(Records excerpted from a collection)
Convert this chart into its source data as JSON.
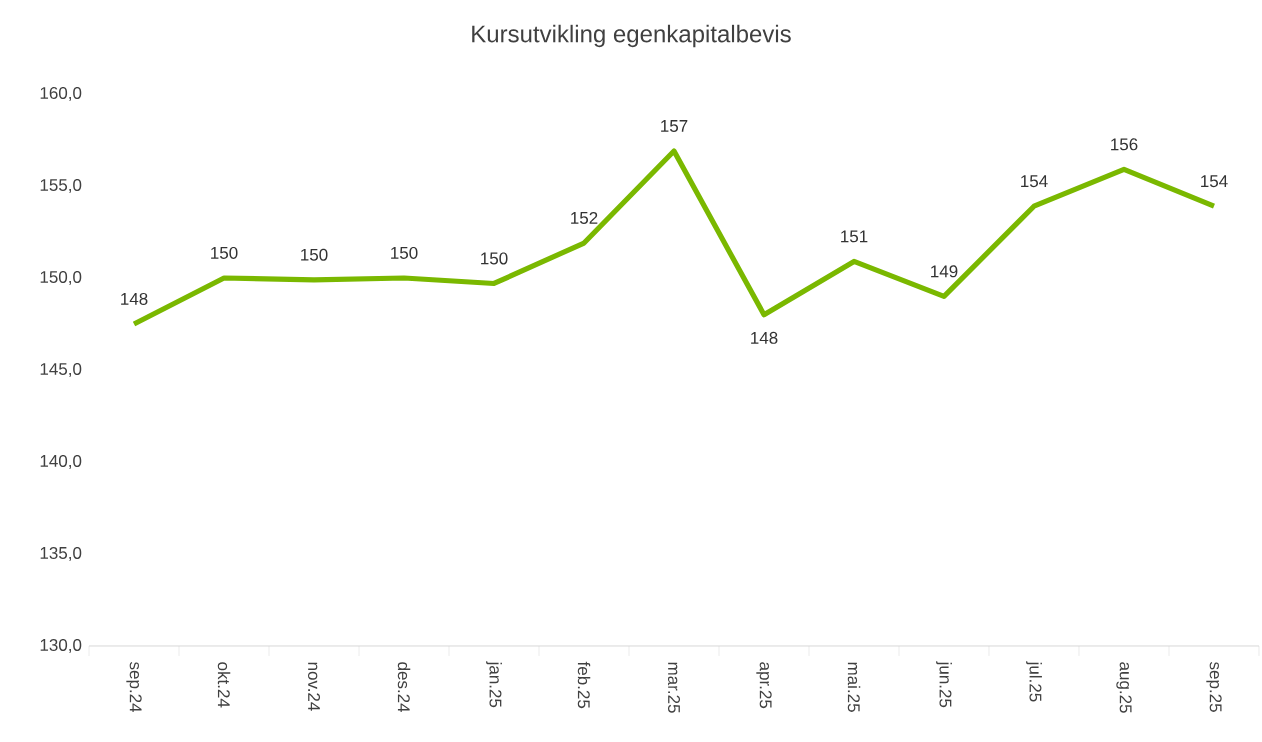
{
  "chart_data": {
    "type": "line",
    "title": "Kursutvikling egenkapitalbevis",
    "categories": [
      "sep.24",
      "okt.24",
      "nov.24",
      "des.24",
      "jan.25",
      "feb.25",
      "mar.25",
      "apr.25",
      "mai.25",
      "jun.25",
      "jul.25",
      "aug.25",
      "sep.25"
    ],
    "values": [
      147.5,
      150.0,
      149.9,
      150.0,
      149.7,
      151.9,
      156.9,
      148.0,
      150.9,
      149.0,
      153.9,
      155.9,
      153.9
    ],
    "value_labels": [
      "148",
      "150",
      "150",
      "150",
      "150",
      "152",
      "157",
      "148",
      "151",
      "149",
      "154",
      "156",
      "154"
    ],
    "color": "#7ab800",
    "ylim": [
      130,
      160
    ],
    "yticks": [
      {
        "value": 130,
        "label": "130,0"
      },
      {
        "value": 135,
        "label": "135,0"
      },
      {
        "value": 140,
        "label": "140,0"
      },
      {
        "value": 145,
        "label": "145,0"
      },
      {
        "value": 150,
        "label": "150,0"
      },
      {
        "value": 155,
        "label": "155,0"
      },
      {
        "value": 160,
        "label": "160,0"
      }
    ]
  }
}
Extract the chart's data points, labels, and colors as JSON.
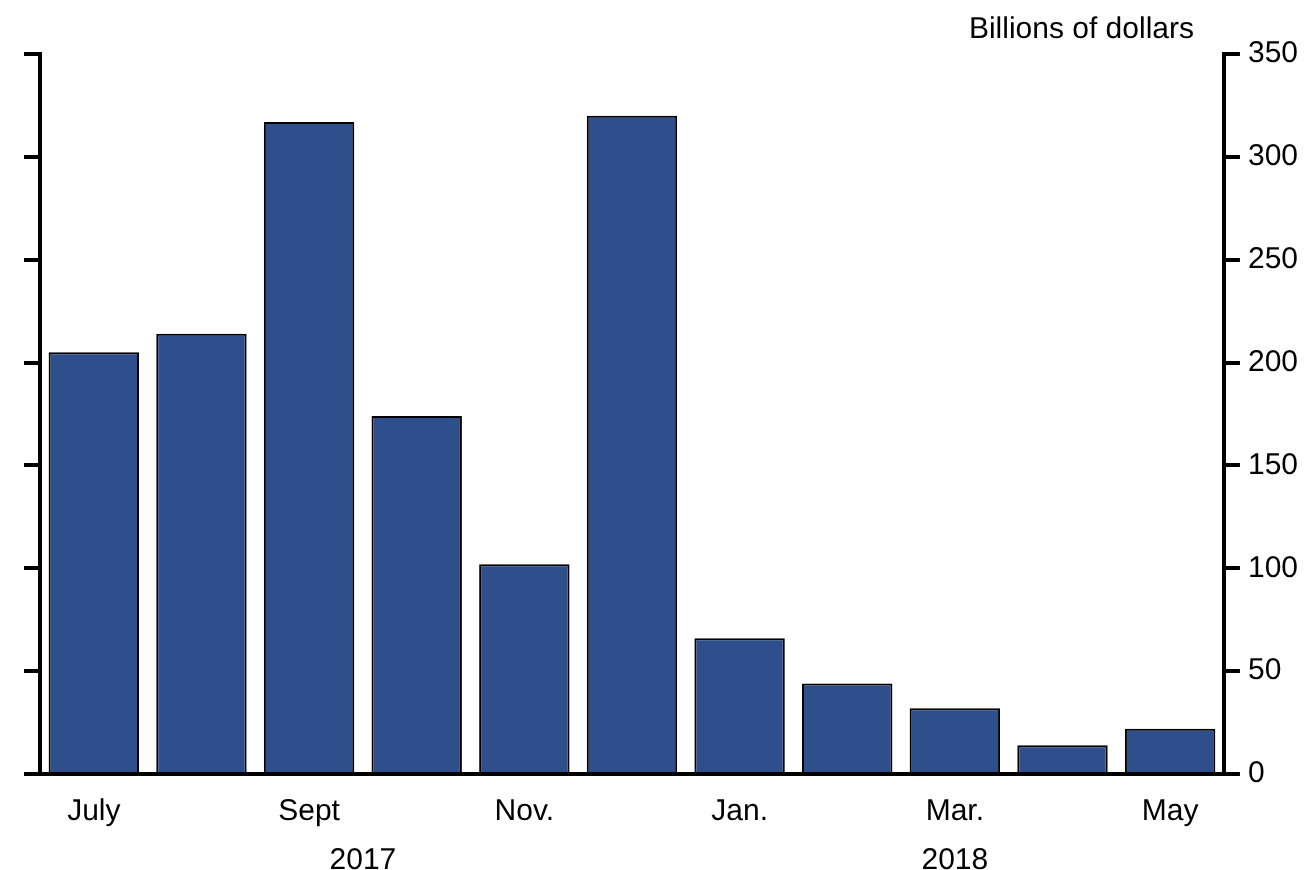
{
  "chart_data": {
    "type": "bar",
    "ylabel": "Billions of dollars",
    "categories": [
      "July",
      null,
      "Sept",
      null,
      "Nov.",
      null,
      "Jan.",
      null,
      "Mar.",
      null,
      "May"
    ],
    "values": [
      205,
      214,
      317,
      174,
      102,
      320,
      66,
      44,
      32,
      14,
      22
    ],
    "color": "#2e4f8c",
    "ylim": [
      0,
      350
    ],
    "yticks": [
      0,
      50,
      100,
      150,
      200,
      250,
      300,
      350
    ],
    "annotations": [
      "2017",
      "2018"
    ],
    "grid": false,
    "legend": false
  }
}
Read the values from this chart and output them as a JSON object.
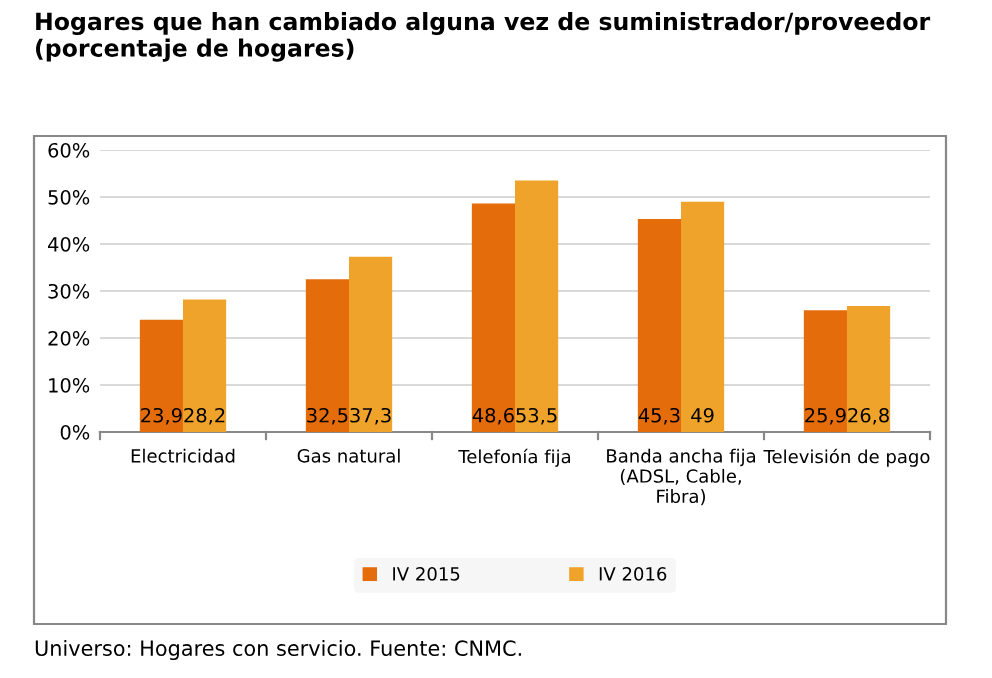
{
  "chart_data": {
    "type": "bar",
    "title": "Hogares que han cambiado alguna vez de suministrador/proveedor\n(porcentaje de hogares)",
    "categories": [
      "Electricidad",
      "Gas natural",
      "Telefonía fija",
      "Banda ancha fija\n(ADSL, Cable,\nFibra)",
      "Televisión de pago"
    ],
    "series": [
      {
        "name": "IV 2015",
        "color": "#e46c0a",
        "values": [
          23.9,
          32.5,
          48.6,
          45.3,
          25.9
        ],
        "value_labels": [
          "23,9",
          "32,5",
          "48,6",
          "45,3",
          "25,9"
        ]
      },
      {
        "name": "IV 2016",
        "color": "#f0a32a",
        "values": [
          28.2,
          37.3,
          53.5,
          49,
          26.8
        ],
        "value_labels": [
          "28,2",
          "37,3",
          "53,5",
          "49",
          "26,8"
        ]
      }
    ],
    "ylim": [
      0,
      60
    ],
    "yticks": [
      {
        "value": 0,
        "label": "0%"
      },
      {
        "value": 10,
        "label": "10%"
      },
      {
        "value": 20,
        "label": "20%"
      },
      {
        "value": 30,
        "label": "30%"
      },
      {
        "value": 40,
        "label": "40%"
      },
      {
        "value": 50,
        "label": "50%"
      },
      {
        "value": 60,
        "label": "60%"
      }
    ],
    "grid": "y",
    "legend": "bottom",
    "annotations": [
      "Universo: Hogares con servicio. Fuente: CNMC."
    ]
  }
}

▶ **Given instruction**:
Transcribe the whole listing exactly. Pictures stay out of your copy.

▶ **Final answer**:
Convert this chart into its source data as JSON.
{
  "chart_data": {
    "type": "line",
    "title": "Kursutvikling egenkapitalbevis",
    "categories": [
      "sep.24",
      "okt.24",
      "nov.24",
      "des.24",
      "jan.25",
      "feb.25",
      "mar.25",
      "apr.25",
      "mai.25",
      "jun.25",
      "jul.25",
      "aug.25",
      "sep.25"
    ],
    "values": [
      147.5,
      150.0,
      149.9,
      150.0,
      149.7,
      151.9,
      156.9,
      148.0,
      150.9,
      149.0,
      153.9,
      155.9,
      153.9
    ],
    "value_labels": [
      "148",
      "150",
      "150",
      "150",
      "150",
      "152",
      "157",
      "148",
      "151",
      "149",
      "154",
      "156",
      "154"
    ],
    "color": "#7ab800",
    "ylim": [
      130,
      160
    ],
    "yticks": [
      {
        "value": 130,
        "label": "130,0"
      },
      {
        "value": 135,
        "label": "135,0"
      },
      {
        "value": 140,
        "label": "140,0"
      },
      {
        "value": 145,
        "label": "145,0"
      },
      {
        "value": 150,
        "label": "150,0"
      },
      {
        "value": 155,
        "label": "155,0"
      },
      {
        "value": 160,
        "label": "160,0"
      }
    ]
  }
}
Extract the chart's data points, labels, and colors as JSON.
{
  "chart_data": {
    "type": "bar",
    "ylabel": "Billions of dollars",
    "categories": [
      "July",
      null,
      "Sept",
      null,
      "Nov.",
      null,
      "Jan.",
      null,
      "Mar.",
      null,
      "May"
    ],
    "values": [
      205,
      214,
      317,
      174,
      102,
      320,
      66,
      44,
      32,
      14,
      22
    ],
    "color": "#2e4f8c",
    "ylim": [
      0,
      350
    ],
    "yticks": [
      0,
      50,
      100,
      150,
      200,
      250,
      300,
      350
    ],
    "annotations": [
      "2017",
      "2018"
    ],
    "grid": false,
    "legend": false
  }
}
Read the values from this chart and output them as a JSON object.
{
  "chart_data": {
    "type": "bar",
    "title": "Hogares que han cambiado alguna vez de suministrador/proveedor\n(porcentaje de hogares)",
    "categories": [
      "Electricidad",
      "Gas natural",
      "Telefonía fija",
      "Banda ancha fija\n(ADSL, Cable,\nFibra)",
      "Televisión de pago"
    ],
    "series": [
      {
        "name": "IV 2015",
        "color": "#e46c0a",
        "values": [
          23.9,
          32.5,
          48.6,
          45.3,
          25.9
        ],
        "value_labels": [
          "23,9",
          "32,5",
          "48,6",
          "45,3",
          "25,9"
        ]
      },
      {
        "name": "IV 2016",
        "color": "#f0a32a",
        "values": [
          28.2,
          37.3,
          53.5,
          49,
          26.8
        ],
        "value_labels": [
          "28,2",
          "37,3",
          "53,5",
          "49",
          "26,8"
        ]
      }
    ],
    "ylim": [
      0,
      60
    ],
    "yticks": [
      {
        "value": 0,
        "label": "0%"
      },
      {
        "value": 10,
        "label": "10%"
      },
      {
        "value": 20,
        "label": "20%"
      },
      {
        "value": 30,
        "label": "30%"
      },
      {
        "value": 40,
        "label": "40%"
      },
      {
        "value": 50,
        "label": "50%"
      },
      {
        "value": 60,
        "label": "60%"
      }
    ],
    "grid": "y",
    "legend": "bottom",
    "annotations": [
      "Universo: Hogares con servicio. Fuente: CNMC."
    ]
  }
}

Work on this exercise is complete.